---- EXCERPTED DATA
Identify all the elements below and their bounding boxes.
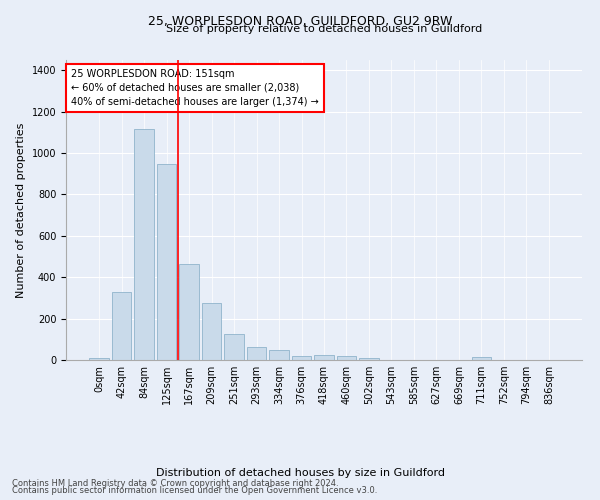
Text: 25, WORPLESDON ROAD, GUILDFORD, GU2 9RW: 25, WORPLESDON ROAD, GUILDFORD, GU2 9RW xyxy=(148,15,452,28)
Bar xyxy=(269,350,289,360)
Text: Contains HM Land Registry data © Crown copyright and database right 2024.: Contains HM Land Registry data © Crown c… xyxy=(12,478,338,488)
Bar xyxy=(247,346,266,360)
Text: Distribution of detached houses by size in Guildford: Distribution of detached houses by size … xyxy=(155,468,445,477)
Y-axis label: Number of detached properties: Number of detached properties xyxy=(16,122,26,298)
Bar xyxy=(472,357,491,360)
Bar xyxy=(292,356,311,360)
Bar xyxy=(359,358,379,360)
Bar xyxy=(134,130,154,360)
Bar xyxy=(89,358,109,360)
Bar xyxy=(314,355,334,360)
Bar xyxy=(179,264,199,360)
Text: Contains public sector information licensed under the Open Government Licence v3: Contains public sector information licen… xyxy=(12,486,377,495)
Title: Size of property relative to detached houses in Guildford: Size of property relative to detached ho… xyxy=(166,24,482,34)
Bar xyxy=(202,303,221,360)
Bar xyxy=(224,334,244,360)
Bar xyxy=(337,356,356,360)
Bar xyxy=(112,292,131,360)
Text: 25 WORPLESDON ROAD: 151sqm
← 60% of detached houses are smaller (2,038)
40% of s: 25 WORPLESDON ROAD: 151sqm ← 60% of deta… xyxy=(71,69,319,107)
Bar xyxy=(157,164,176,360)
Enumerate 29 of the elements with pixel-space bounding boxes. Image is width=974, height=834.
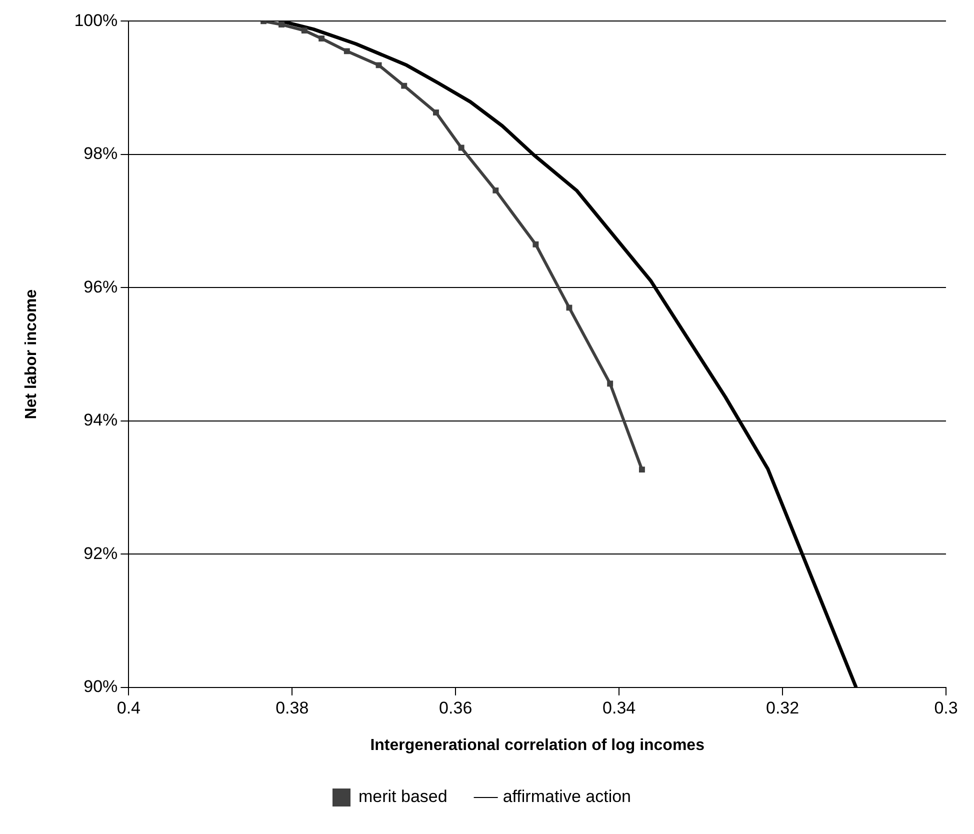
y-axis-title: Net labor income — [23, 289, 40, 420]
y-tick-label: 100% — [74, 10, 118, 30]
legend-label: merit based — [358, 787, 448, 806]
point — [278, 22, 284, 28]
y-tick-label: 94% — [84, 410, 118, 430]
x-tick-label: 0.3 — [934, 698, 958, 718]
y-tick-label: 96% — [84, 277, 118, 296]
x-tick-label: 0.4 — [116, 698, 140, 718]
point — [433, 109, 439, 116]
point — [376, 62, 382, 68]
x-tick-label: 0.32 — [766, 698, 800, 718]
point — [318, 36, 325, 42]
x-tick-label: 0.34 — [602, 698, 636, 718]
x-axis-title: Intergenerational correlation of log incomes — [370, 736, 705, 754]
point — [532, 241, 539, 248]
point — [492, 187, 499, 194]
point — [566, 304, 572, 311]
point — [607, 380, 614, 387]
y-tick-label: 98% — [84, 144, 118, 164]
point — [344, 48, 350, 54]
point — [638, 466, 645, 473]
point — [458, 144, 464, 151]
y-tick-label: 90% — [84, 677, 118, 696]
point — [401, 82, 408, 89]
y-tick-label: 92% — [84, 544, 118, 563]
x-tick-label: 0.36 — [439, 698, 472, 718]
point — [301, 28, 308, 34]
x-tick-label: 0.38 — [276, 698, 309, 718]
legend-label: affirmative action — [502, 787, 632, 806]
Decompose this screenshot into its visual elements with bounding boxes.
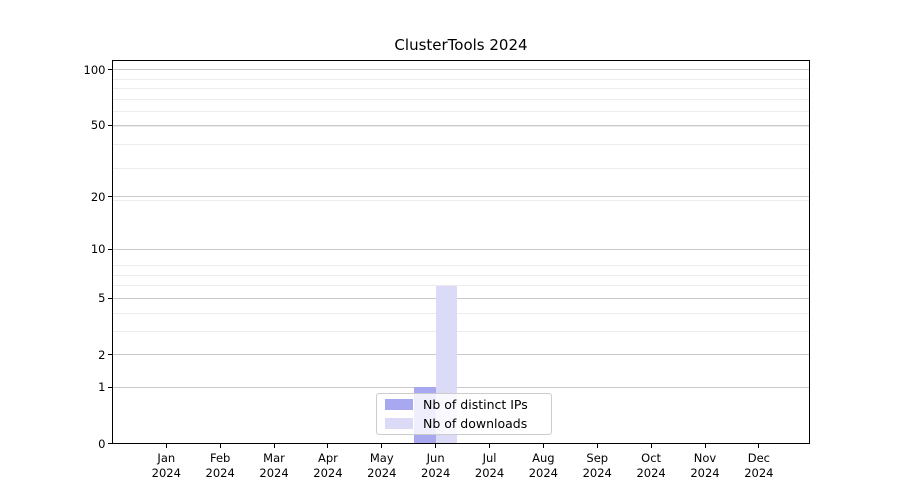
x-tick-label: Apr 2024 [313, 450, 343, 480]
gridline-minor [113, 265, 809, 267]
y-tick-label: 10 [90, 242, 106, 257]
x-tick [704, 443, 706, 448]
gridline-minor [113, 200, 809, 202]
y-tick [108, 443, 113, 444]
legend: Nb of distinct IPs Nb of downloads [376, 393, 552, 435]
gridline-minor [113, 78, 809, 80]
x-tick [219, 443, 221, 448]
chart-title: ClusterTools 2024 [394, 36, 528, 54]
x-tick-label: Jan 2024 [151, 450, 181, 480]
x-tick-label: Aug 2024 [528, 450, 559, 480]
y-tick [108, 248, 113, 250]
gridline-minor [113, 312, 809, 314]
gridline-minor [113, 88, 809, 90]
legend-swatch-distinct-ips [385, 399, 413, 410]
gridline-minor [113, 274, 809, 276]
y-tick [108, 386, 113, 388]
x-tick [435, 443, 437, 448]
gridline-major [113, 124, 809, 126]
y-tick-label: 0 [98, 436, 106, 451]
gridline-major [113, 248, 809, 250]
x-tick [650, 443, 652, 448]
x-tick-label: Feb 2024 [205, 450, 235, 480]
gridline-minor [113, 126, 809, 128]
y-tick [108, 196, 113, 198]
x-tick [327, 443, 329, 448]
x-tick [273, 443, 275, 448]
legend-label-distinct-ips: Nb of distinct IPs [423, 397, 528, 412]
gridline-minor [113, 285, 809, 287]
gridline-major [113, 354, 809, 356]
x-tick [758, 443, 760, 448]
y-tick-label: 50 [90, 118, 106, 133]
gridline-minor [113, 330, 809, 332]
x-tick-label: May 2024 [367, 450, 397, 480]
gridline-minor [113, 98, 809, 100]
x-tick [165, 443, 167, 448]
gridline-minor [113, 167, 809, 169]
y-tick-label: 2 [98, 347, 106, 362]
x-tick-label: Nov 2024 [690, 450, 720, 480]
gridline-minor [113, 111, 809, 113]
legend-item-downloads: Nb of downloads [385, 416, 543, 431]
x-tick-label: Dec 2024 [744, 450, 774, 480]
x-tick [381, 443, 383, 448]
x-tick-label: Oct 2024 [636, 450, 666, 480]
x-tick-label: Sep 2024 [582, 450, 612, 480]
gridline-major [113, 386, 809, 388]
gridline-major [113, 196, 809, 198]
gridline-minor [113, 144, 809, 146]
x-tick-label: Mar 2024 [259, 450, 289, 480]
y-tick-label: 5 [98, 291, 106, 306]
gridline-major [113, 297, 809, 299]
gridline-major [113, 69, 809, 71]
legend-label-downloads: Nb of downloads [423, 416, 528, 431]
y-tick [108, 124, 113, 126]
legend-item-distinct-ips: Nb of distinct IPs [385, 397, 543, 412]
y-tick-label: 100 [83, 62, 106, 77]
y-tick [108, 354, 113, 356]
y-tick [108, 69, 113, 71]
legend-swatch-downloads [385, 418, 413, 429]
x-tick [542, 443, 544, 448]
x-tick [596, 443, 598, 448]
x-tick-label: Jun 2024 [421, 450, 451, 480]
x-tick [489, 443, 491, 448]
y-tick-label: 1 [98, 380, 106, 395]
y-tick-label: 20 [90, 189, 106, 204]
y-tick [108, 297, 113, 299]
x-tick-label: Jul 2024 [474, 450, 505, 480]
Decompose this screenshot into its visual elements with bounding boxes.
--------
AIM OF THE TASK:
In all of the material, replace "y-tick-label" with "y-axis-value" and leave every other line and character as it is. Omit the pictures from your answer.

ANSWER:
Identify all the elements below and their bounding boxes.
Text: 25, WORPLESDON ROAD, GUILDFORD, GU2 9RW: 25, WORPLESDON ROAD, GUILDFORD, GU2 9RW xyxy=(148,15,452,28)
Bar xyxy=(269,350,289,360)
Text: Contains HM Land Registry data © Crown copyright and database right 2024.: Contains HM Land Registry data © Crown c… xyxy=(12,478,338,488)
Bar xyxy=(247,346,266,360)
Text: Distribution of detached houses by size in Guildford: Distribution of detached houses by size … xyxy=(155,468,445,477)
Y-axis label: Number of detached properties: Number of detached properties xyxy=(16,122,26,298)
Bar xyxy=(472,357,491,360)
Bar xyxy=(292,356,311,360)
Bar xyxy=(359,358,379,360)
Bar xyxy=(134,130,154,360)
Bar xyxy=(89,358,109,360)
Bar xyxy=(314,355,334,360)
Bar xyxy=(179,264,199,360)
Text: Contains public sector information licensed under the Open Government Licence v3: Contains public sector information licen… xyxy=(12,486,377,495)
Title: Size of property relative to detached houses in Guildford: Size of property relative to detached ho… xyxy=(166,24,482,34)
Bar xyxy=(202,303,221,360)
Bar xyxy=(224,334,244,360)
Bar xyxy=(337,356,356,360)
Bar xyxy=(112,292,131,360)
Text: 25 WORPLESDON ROAD: 151sqm
← 60% of detached houses are smaller (2,038)
40% of s: 25 WORPLESDON ROAD: 151sqm ← 60% of deta… xyxy=(71,69,319,107)
Bar xyxy=(157,164,176,360)
Enumerate 29 of the elements with pixel-space bounding boxes. Image is width=974, height=834.
y-axis-title: Net labor income — [23, 289, 40, 420]
y-axis-value: 100% — [74, 10, 118, 30]
legend-label: merit based — [358, 787, 448, 806]
point — [278, 22, 284, 28]
y-axis-value: 94% — [84, 410, 118, 430]
x-tick-label: 0.3 — [934, 698, 958, 718]
y-axis-value: 96% — [84, 277, 118, 296]
x-tick-label: 0.4 — [116, 698, 140, 718]
point — [433, 109, 439, 116]
point — [376, 62, 382, 68]
x-tick-label: 0.32 — [766, 698, 800, 718]
point — [318, 36, 325, 42]
x-tick-label: 0.34 — [602, 698, 636, 718]
x-axis-title: Intergenerational correlation of log incomes — [370, 736, 705, 754]
point — [532, 241, 539, 248]
point — [492, 187, 499, 194]
point — [566, 304, 572, 311]
point — [607, 380, 614, 387]
y-axis-value: 98% — [84, 144, 118, 164]
point — [344, 48, 350, 54]
point — [638, 466, 645, 473]
point — [458, 144, 464, 151]
y-axis-value: 90% — [84, 677, 118, 696]
point — [401, 82, 408, 89]
y-axis-value: 92% — [84, 544, 118, 563]
x-tick-label: 0.36 — [439, 698, 472, 718]
point — [301, 28, 308, 34]
x-tick-label: 0.38 — [276, 698, 309, 718]
legend-label: affirmative action — [502, 787, 632, 806]
Decompose this screenshot into its visual elements with bounding boxes.
x-tick-label: Apr 2024 [313, 450, 343, 480]
gridline-minor [113, 265, 809, 267]
y-axis-value: 10 [90, 242, 106, 257]
x-tick [704, 443, 706, 448]
gridline-minor [113, 200, 809, 202]
y-tick [108, 443, 113, 444]
legend: Nb of distinct IPs Nb of downloads [376, 393, 552, 435]
gridline-minor [113, 78, 809, 80]
x-tick [219, 443, 221, 448]
chart-title: ClusterTools 2024 [394, 36, 528, 54]
x-tick-label: Jan 2024 [151, 450, 181, 480]
x-tick-label: Aug 2024 [528, 450, 559, 480]
y-tick [108, 248, 113, 250]
gridline-minor [113, 312, 809, 314]
gridline-minor [113, 88, 809, 90]
legend-swatch-distinct-ips [385, 399, 413, 410]
gridline-minor [113, 274, 809, 276]
y-tick [108, 386, 113, 388]
x-tick [435, 443, 437, 448]
gridline-major [113, 124, 809, 126]
y-axis-value: 0 [98, 436, 106, 451]
gridline-major [113, 248, 809, 250]
x-tick [650, 443, 652, 448]
x-tick-label: Feb 2024 [205, 450, 235, 480]
gridline-minor [113, 126, 809, 128]
y-tick [108, 196, 113, 198]
x-tick [327, 443, 329, 448]
x-tick [273, 443, 275, 448]
legend-label-distinct-ips: Nb of distinct IPs [423, 397, 528, 412]
gridline-minor [113, 285, 809, 287]
gridline-major [113, 354, 809, 356]
x-tick [758, 443, 760, 448]
y-axis-value: 50 [90, 118, 106, 133]
gridline-minor [113, 330, 809, 332]
x-tick-label: May 2024 [367, 450, 397, 480]
gridline-minor [113, 98, 809, 100]
x-tick [165, 443, 167, 448]
gridline-minor [113, 167, 809, 169]
y-axis-value: 2 [98, 347, 106, 362]
x-tick-label: Nov 2024 [690, 450, 720, 480]
gridline-minor [113, 111, 809, 113]
legend-item-downloads: Nb of downloads [385, 416, 543, 431]
x-tick-label: Dec 2024 [744, 450, 774, 480]
x-tick [381, 443, 383, 448]
x-tick-label: Oct 2024 [636, 450, 666, 480]
x-tick-label: Sep 2024 [582, 450, 612, 480]
gridline-major [113, 386, 809, 388]
gridline-major [113, 196, 809, 198]
gridline-minor [113, 144, 809, 146]
x-tick-label: Mar 2024 [259, 450, 289, 480]
y-axis-value: 5 [98, 291, 106, 306]
gridline-major [113, 297, 809, 299]
gridline-major [113, 69, 809, 71]
legend-label-downloads: Nb of downloads [423, 416, 528, 431]
y-tick [108, 124, 113, 126]
legend-item-distinct-ips: Nb of distinct IPs [385, 397, 543, 412]
y-axis-value: 100 [83, 62, 106, 77]
y-tick [108, 354, 113, 356]
y-tick [108, 69, 113, 71]
legend-swatch-downloads [385, 418, 413, 429]
x-tick [542, 443, 544, 448]
x-tick [596, 443, 598, 448]
x-tick-label: Jun 2024 [421, 450, 451, 480]
x-tick [489, 443, 491, 448]
y-axis-value: 1 [98, 380, 106, 395]
y-axis-value: 20 [90, 189, 106, 204]
y-tick [108, 297, 113, 299]
x-tick-label: Jul 2024 [474, 450, 505, 480]
Decompose this screenshot into its visual elements with bounding boxes.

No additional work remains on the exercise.